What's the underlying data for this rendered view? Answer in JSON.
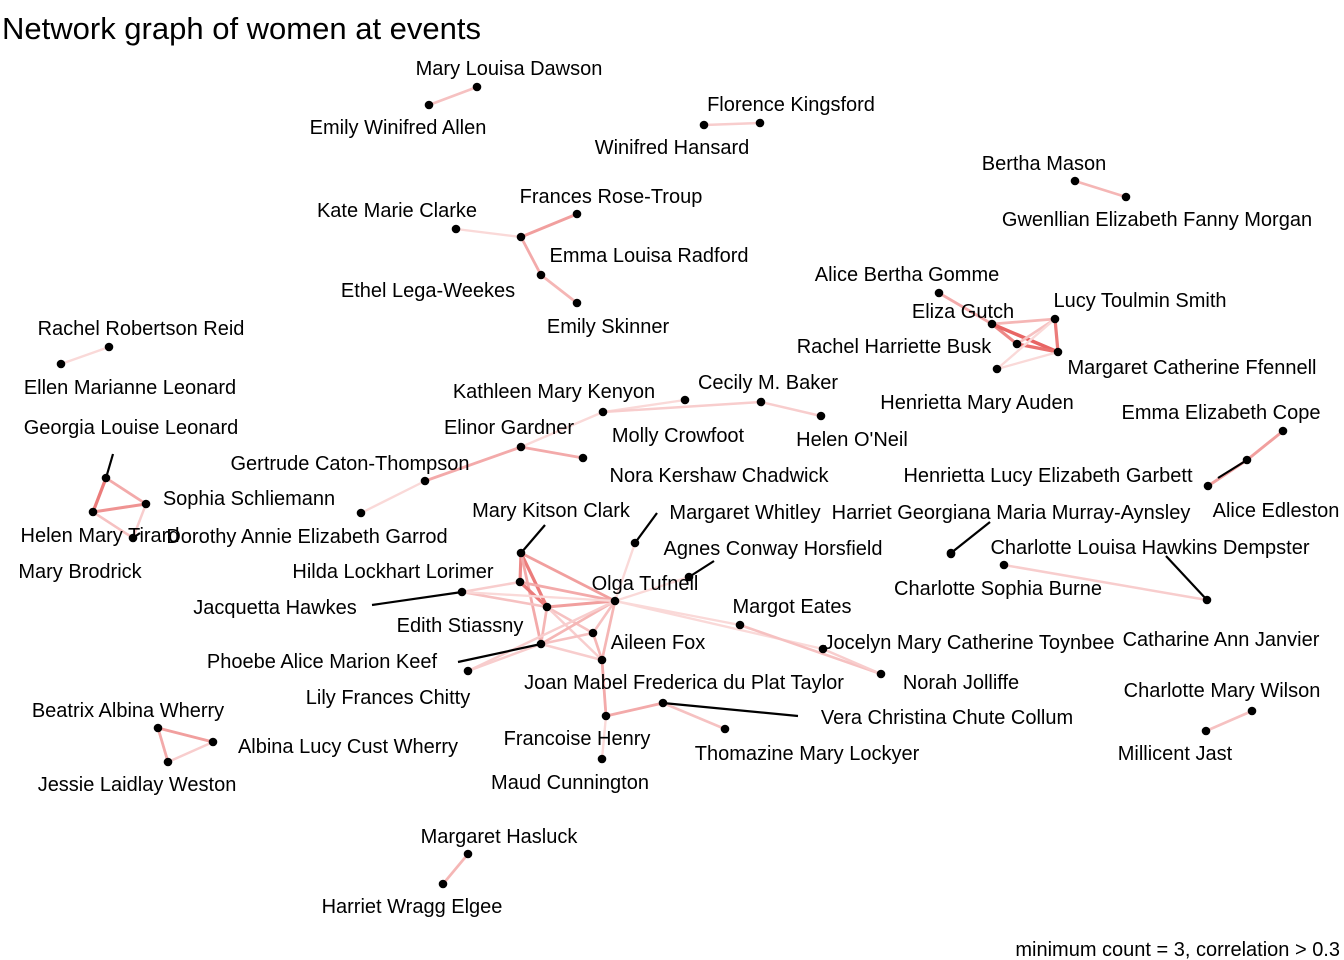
{
  "title": "Network graph of women at events",
  "caption": "minimum count = 3, correlation > 0.3",
  "chart_data": {
    "type": "network",
    "nodes": [
      {
        "id": "mld",
        "name": "Mary Louisa Dawson"
      },
      {
        "id": "ewa",
        "name": "Emily Winifred Allen"
      },
      {
        "id": "fk",
        "name": "Florence Kingsford"
      },
      {
        "id": "wh",
        "name": "Winifred Hansard"
      },
      {
        "id": "bm",
        "name": "Bertha Mason"
      },
      {
        "id": "gefm",
        "name": "Gwenllian Elizabeth Fanny Morgan"
      },
      {
        "id": "kmc",
        "name": "Kate Marie Clarke"
      },
      {
        "id": "frt",
        "name": "Frances Rose-Troup"
      },
      {
        "id": "elr",
        "name": "Emma Louisa Radford"
      },
      {
        "id": "elw",
        "name": "Ethel Lega-Weekes"
      },
      {
        "id": "es",
        "name": "Emily Skinner"
      },
      {
        "id": "abg",
        "name": "Alice Bertha Gomme"
      },
      {
        "id": "eg",
        "name": "Eliza Gutch"
      },
      {
        "id": "lts",
        "name": "Lucy Toulmin Smith"
      },
      {
        "id": "rhb",
        "name": "Rachel Harriette Busk"
      },
      {
        "id": "mcf",
        "name": "Margaret Catherine Ffennell"
      },
      {
        "id": "hma",
        "name": "Henrietta Mary Auden"
      },
      {
        "id": "rrr",
        "name": "Rachel Robertson Reid"
      },
      {
        "id": "eml",
        "name": "Ellen Marianne Leonard"
      },
      {
        "id": "kmk",
        "name": "Kathleen Mary Kenyon"
      },
      {
        "id": "cmb",
        "name": "Cecily M. Baker"
      },
      {
        "id": "mc",
        "name": "Molly Crowfoot"
      },
      {
        "id": "hon",
        "name": "Helen O'Neil"
      },
      {
        "id": "egard",
        "name": "Elinor Gardner"
      },
      {
        "id": "nkc",
        "name": "Nora Kershaw Chadwick"
      },
      {
        "id": "gct",
        "name": "Gertrude Caton-Thompson"
      },
      {
        "id": "daeg",
        "name": "Dorothy Annie Elizabeth Garrod"
      },
      {
        "id": "gll",
        "name": "Georgia Louise Leonard"
      },
      {
        "id": "ss",
        "name": "Sophia Schliemann"
      },
      {
        "id": "hmt",
        "name": "Helen Mary Tirard"
      },
      {
        "id": "mb",
        "name": "Mary Brodrick"
      },
      {
        "id": "eec",
        "name": "Emma Elizabeth Cope"
      },
      {
        "id": "hleg",
        "name": "Henrietta Lucy Elizabeth Garbett"
      },
      {
        "id": "ae",
        "name": "Alice Edleston"
      },
      {
        "id": "mkc",
        "name": "Mary Kitson Clark"
      },
      {
        "id": "mw",
        "name": "Margaret Whitley"
      },
      {
        "id": "ach",
        "name": "Agnes Conway Horsfield"
      },
      {
        "id": "hgma",
        "name": "Harriet Georgiana Maria Murray-Aynsley"
      },
      {
        "id": "clhd",
        "name": "Charlotte Louisa Hawkins Dempster"
      },
      {
        "id": "hll",
        "name": "Hilda Lockhart Lorimer"
      },
      {
        "id": "ot",
        "name": "Olga Tufnell"
      },
      {
        "id": "csb",
        "name": "Charlotte Sophia Burne"
      },
      {
        "id": "jh",
        "name": "Jacquetta Hawkes"
      },
      {
        "id": "me",
        "name": "Margot Eates"
      },
      {
        "id": "est",
        "name": "Edith Stiassny"
      },
      {
        "id": "caj",
        "name": "Catharine Ann Janvier"
      },
      {
        "id": "af",
        "name": "Aileen Fox"
      },
      {
        "id": "jmct",
        "name": "Jocelyn Mary Catherine Toynbee"
      },
      {
        "id": "pamk",
        "name": "Phoebe Alice Marion Keef"
      },
      {
        "id": "nj",
        "name": "Norah Jolliffe"
      },
      {
        "id": "lfc",
        "name": "Lily Frances Chitty"
      },
      {
        "id": "jmft",
        "name": "Joan Mabel Frederica du Plat Taylor"
      },
      {
        "id": "cmw",
        "name": "Charlotte Mary Wilson"
      },
      {
        "id": "baw",
        "name": "Beatrix Albina Wherry"
      },
      {
        "id": "alcw",
        "name": "Albina Lucy Cust Wherry"
      },
      {
        "id": "vccc",
        "name": "Vera Christina Chute Collum"
      },
      {
        "id": "mj",
        "name": "Millicent Jast"
      },
      {
        "id": "fh",
        "name": "Francoise Henry"
      },
      {
        "id": "jlw",
        "name": "Jessie Laidlay Weston"
      },
      {
        "id": "tml",
        "name": "Thomazine Mary Lockyer"
      },
      {
        "id": "mcu",
        "name": "Maud Cunnington"
      },
      {
        "id": "mh",
        "name": "Margaret Hasluck"
      },
      {
        "id": "hwe",
        "name": "Harriet Wragg Elgee"
      }
    ],
    "edges": [
      {
        "source": "mld",
        "target": "ewa",
        "correlation": 0.45
      },
      {
        "source": "fk",
        "target": "wh",
        "correlation": 0.4
      },
      {
        "source": "bm",
        "target": "gefm",
        "correlation": 0.5
      },
      {
        "source": "kmc",
        "target": "elw",
        "correlation": 0.35
      },
      {
        "source": "elw",
        "target": "frt",
        "correlation": 0.6
      },
      {
        "source": "elw",
        "target": "elr",
        "correlation": 0.55
      },
      {
        "source": "elr",
        "target": "es",
        "correlation": 0.5
      },
      {
        "source": "abg",
        "target": "eg",
        "correlation": 0.55
      },
      {
        "source": "eg",
        "target": "lts",
        "correlation": 0.5
      },
      {
        "source": "eg",
        "target": "rhb",
        "correlation": 0.7
      },
      {
        "source": "eg",
        "target": "mcf",
        "correlation": 0.85
      },
      {
        "source": "lts",
        "target": "mcf",
        "correlation": 0.75
      },
      {
        "source": "lts",
        "target": "rhb",
        "correlation": 0.45
      },
      {
        "source": "rhb",
        "target": "mcf",
        "correlation": 0.8
      },
      {
        "source": "hma",
        "target": "lts",
        "correlation": 0.35
      },
      {
        "source": "hma",
        "target": "mcf",
        "correlation": 0.35
      },
      {
        "source": "rrr",
        "target": "eml",
        "correlation": 0.35
      },
      {
        "source": "kmk",
        "target": "cmb",
        "correlation": 0.35
      },
      {
        "source": "kmk",
        "target": "mc",
        "correlation": 0.4
      },
      {
        "source": "mc",
        "target": "hon",
        "correlation": 0.4
      },
      {
        "source": "kmk",
        "target": "egard",
        "correlation": 0.35
      },
      {
        "source": "egard",
        "target": "nkc",
        "correlation": 0.55
      },
      {
        "source": "egard",
        "target": "gct",
        "correlation": 0.55
      },
      {
        "source": "gct",
        "target": "daeg",
        "correlation": 0.35
      },
      {
        "source": "gll",
        "target": "ss",
        "correlation": 0.55
      },
      {
        "source": "gll",
        "target": "hmt",
        "correlation": 0.75
      },
      {
        "source": "hmt",
        "target": "ss",
        "correlation": 0.65
      },
      {
        "source": "hmt",
        "target": "mb",
        "correlation": 0.45
      },
      {
        "source": "ss",
        "target": "mb",
        "correlation": 0.4
      },
      {
        "source": "eec",
        "target": "hleg",
        "correlation": 0.6
      },
      {
        "source": "hleg",
        "target": "ae",
        "correlation": 0.6
      },
      {
        "source": "hgma",
        "target": "csb",
        "correlation": 0.5
      },
      {
        "source": "clhd",
        "target": "caj",
        "correlation": 0.4
      },
      {
        "source": "cmw",
        "target": "mj",
        "correlation": 0.45
      },
      {
        "source": "baw",
        "target": "alcw",
        "correlation": 0.6
      },
      {
        "source": "baw",
        "target": "jlw",
        "correlation": 0.55
      },
      {
        "source": "alcw",
        "target": "jlw",
        "correlation": 0.4
      },
      {
        "source": "mh",
        "target": "hwe",
        "correlation": 0.5
      },
      {
        "source": "mkc",
        "target": "hll",
        "correlation": 0.7
      },
      {
        "source": "mkc",
        "target": "est",
        "correlation": 0.75
      },
      {
        "source": "mkc",
        "target": "ot",
        "correlation": 0.6
      },
      {
        "source": "mkc",
        "target": "pamk",
        "correlation": 0.55
      },
      {
        "source": "hll",
        "target": "est",
        "correlation": 0.75
      },
      {
        "source": "hll",
        "target": "ot",
        "correlation": 0.55
      },
      {
        "source": "est",
        "target": "ot",
        "correlation": 0.6
      },
      {
        "source": "est",
        "target": "pamk",
        "correlation": 0.5
      },
      {
        "source": "est",
        "target": "af",
        "correlation": 0.45
      },
      {
        "source": "est",
        "target": "jmft",
        "correlation": 0.4
      },
      {
        "source": "jh",
        "target": "hll",
        "correlation": 0.4
      },
      {
        "source": "jh",
        "target": "est",
        "correlation": 0.45
      },
      {
        "source": "jh",
        "target": "ot",
        "correlation": 0.35
      },
      {
        "source": "mw",
        "target": "ot",
        "correlation": 0.35
      },
      {
        "source": "ach",
        "target": "ot",
        "correlation": 0.35
      },
      {
        "source": "ot",
        "target": "me",
        "correlation": 0.35
      },
      {
        "source": "ot",
        "target": "pamk",
        "correlation": 0.5
      },
      {
        "source": "ot",
        "target": "af",
        "correlation": 0.45
      },
      {
        "source": "ot",
        "target": "jmft",
        "correlation": 0.5
      },
      {
        "source": "ot",
        "target": "lfc",
        "correlation": 0.4
      },
      {
        "source": "ot",
        "target": "jmct",
        "correlation": 0.35
      },
      {
        "source": "pamk",
        "target": "af",
        "correlation": 0.45
      },
      {
        "source": "pamk",
        "target": "jmft",
        "correlation": 0.4
      },
      {
        "source": "pamk",
        "target": "lfc",
        "correlation": 0.4
      },
      {
        "source": "af",
        "target": "jmft",
        "correlation": 0.5
      },
      {
        "source": "jmft",
        "target": "fh",
        "correlation": 0.55
      },
      {
        "source": "fh",
        "target": "vccc",
        "correlation": 0.55
      },
      {
        "source": "vccc",
        "target": "tml",
        "correlation": 0.45
      },
      {
        "source": "fh",
        "target": "mcu",
        "correlation": 0.35
      },
      {
        "source": "me",
        "target": "nj",
        "correlation": 0.45
      },
      {
        "source": "jmct",
        "target": "nj",
        "correlation": 0.4
      }
    ]
  }
}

** Task **
Identify the lines of the data that contain the word "Lucy". Copy each of them.

** Result below **
        "name": "Lucy Toulmin Smith"
        "name": "Henrietta Lucy Elizabeth Garbett"
        "name": "Albina Lucy Cust Wherry"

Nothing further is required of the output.